__DATASET ROWS__:
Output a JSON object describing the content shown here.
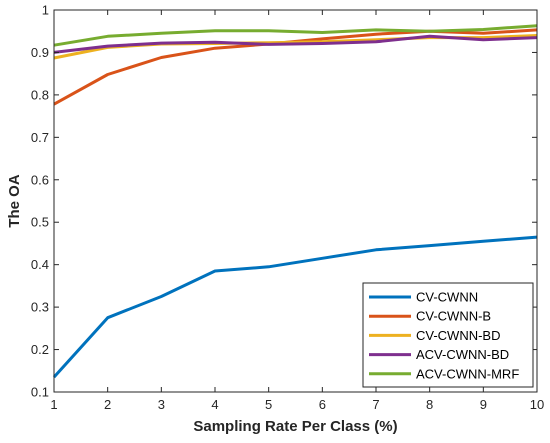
{
  "chart_data": {
    "type": "line",
    "title": "",
    "xlabel": "Sampling Rate Per Class (%)",
    "ylabel": "The OA",
    "x": [
      1,
      2,
      3,
      4,
      5,
      6,
      7,
      8,
      9,
      10
    ],
    "xlim": [
      1,
      10
    ],
    "ylim": [
      0.1,
      1
    ],
    "xticks": [
      1,
      2,
      3,
      4,
      5,
      6,
      7,
      8,
      9,
      10
    ],
    "yticks": [
      0.1,
      0.2,
      0.3,
      0.4,
      0.5,
      0.6,
      0.7,
      0.8,
      0.9,
      1
    ],
    "ytick_labels": [
      "0.1",
      "0.2",
      "0.3",
      "0.4",
      "0.5",
      "0.6",
      "0.7",
      "0.8",
      "0.9",
      "1"
    ],
    "grid": false,
    "legend_position": "bottom-right",
    "series": [
      {
        "name": "CV-CWNN",
        "color": "#0072BD",
        "values": [
          0.135,
          0.275,
          0.325,
          0.385,
          0.395,
          0.415,
          0.435,
          0.445,
          0.455,
          0.465
        ]
      },
      {
        "name": "CV-CWNN-B",
        "color": "#D95319",
        "values": [
          0.778,
          0.848,
          0.888,
          0.91,
          0.92,
          0.932,
          0.943,
          0.95,
          0.945,
          0.953
        ]
      },
      {
        "name": "CV-CWNN-BD",
        "color": "#EDB120",
        "values": [
          0.887,
          0.912,
          0.92,
          0.921,
          0.923,
          0.925,
          0.93,
          0.935,
          0.935,
          0.94
        ]
      },
      {
        "name": "ACV-CWNN-BD",
        "color": "#7E2F8E",
        "values": [
          0.9,
          0.915,
          0.922,
          0.924,
          0.919,
          0.921,
          0.925,
          0.938,
          0.93,
          0.935
        ]
      },
      {
        "name": "ACV-CWNN-MRF",
        "color": "#77AC30",
        "values": [
          0.917,
          0.938,
          0.945,
          0.951,
          0.951,
          0.947,
          0.953,
          0.95,
          0.954,
          0.963
        ]
      }
    ]
  }
}
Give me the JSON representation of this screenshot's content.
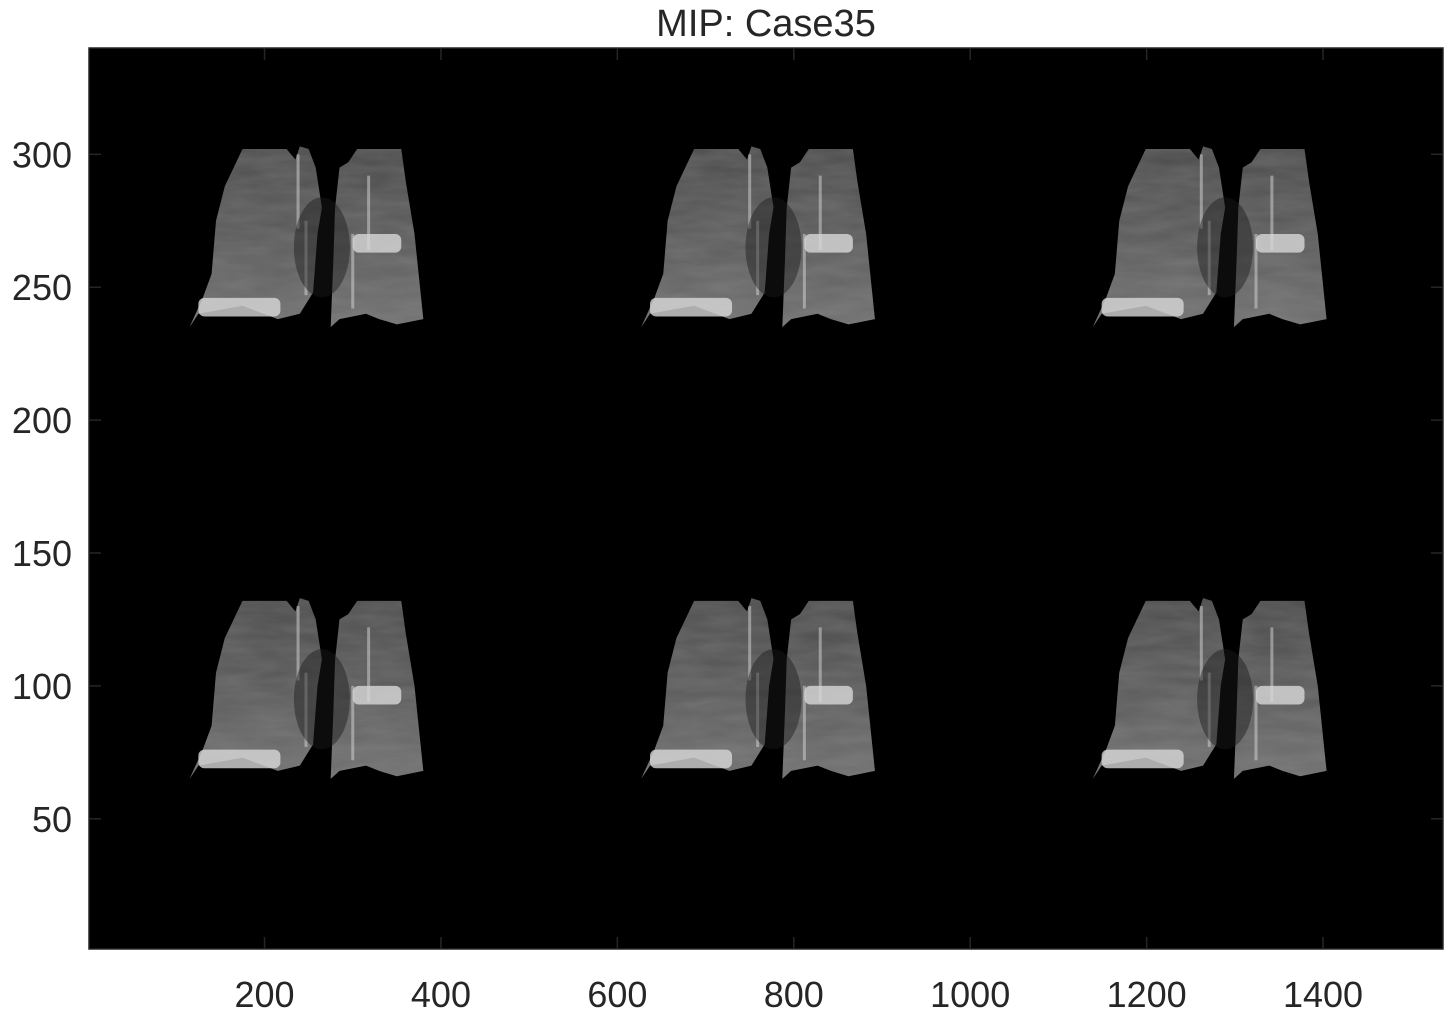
{
  "figure": {
    "title": "MIP: Case35",
    "colors": {
      "background": "#ffffff",
      "image_background": "#000000",
      "text": "#262626",
      "tissue_dark": "#3a3a3a",
      "tissue_mid": "#6e6e6e",
      "tissue_bright": "#d8d8d8"
    }
  },
  "axes": {
    "x_range": [
      1,
      1536
    ],
    "y_range": [
      1,
      340
    ],
    "x_ticks": [
      200,
      400,
      600,
      800,
      1000,
      1200,
      1400
    ],
    "y_ticks": [
      50,
      100,
      150,
      200,
      250,
      300
    ],
    "x_tick_labels": [
      "200",
      "400",
      "600",
      "800",
      "1000",
      "1200",
      "1400"
    ],
    "y_tick_labels": [
      "50",
      "100",
      "150",
      "200",
      "250",
      "300"
    ]
  },
  "montage": {
    "rows": 2,
    "cols": 3,
    "tile_width": 512,
    "row_base_y": [
      65,
      235
    ],
    "col_offset_x": [
      0,
      512,
      1024
    ],
    "left_lung": [
      [
        115,
        65
      ],
      [
        125,
        70
      ],
      [
        175,
        73
      ],
      [
        215,
        68
      ],
      [
        240,
        70
      ],
      [
        255,
        78
      ],
      [
        260,
        100
      ],
      [
        265,
        110
      ],
      [
        258,
        125
      ],
      [
        250,
        132
      ],
      [
        240,
        133
      ],
      [
        235,
        128
      ],
      [
        225,
        132
      ],
      [
        175,
        132
      ],
      [
        155,
        118
      ],
      [
        145,
        105
      ],
      [
        140,
        85
      ],
      [
        130,
        76
      ]
    ],
    "right_lung": [
      [
        275,
        65
      ],
      [
        285,
        68
      ],
      [
        315,
        70
      ],
      [
        330,
        68
      ],
      [
        350,
        66
      ],
      [
        380,
        68
      ],
      [
        370,
        100
      ],
      [
        360,
        120
      ],
      [
        355,
        132
      ],
      [
        325,
        132
      ],
      [
        305,
        132
      ],
      [
        295,
        127
      ],
      [
        285,
        125
      ],
      [
        280,
        110
      ],
      [
        278,
        90
      ]
    ],
    "bright_bands": [
      {
        "x1": 125,
        "x2": 218,
        "y1": 69,
        "y2": 76
      },
      {
        "x1": 300,
        "x2": 355,
        "y1": 93,
        "y2": 100
      }
    ]
  }
}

__GOAL__:
Looking at the records above, report how many lines contain the word "name". Answer with the number only.

__SOLUTION__:
5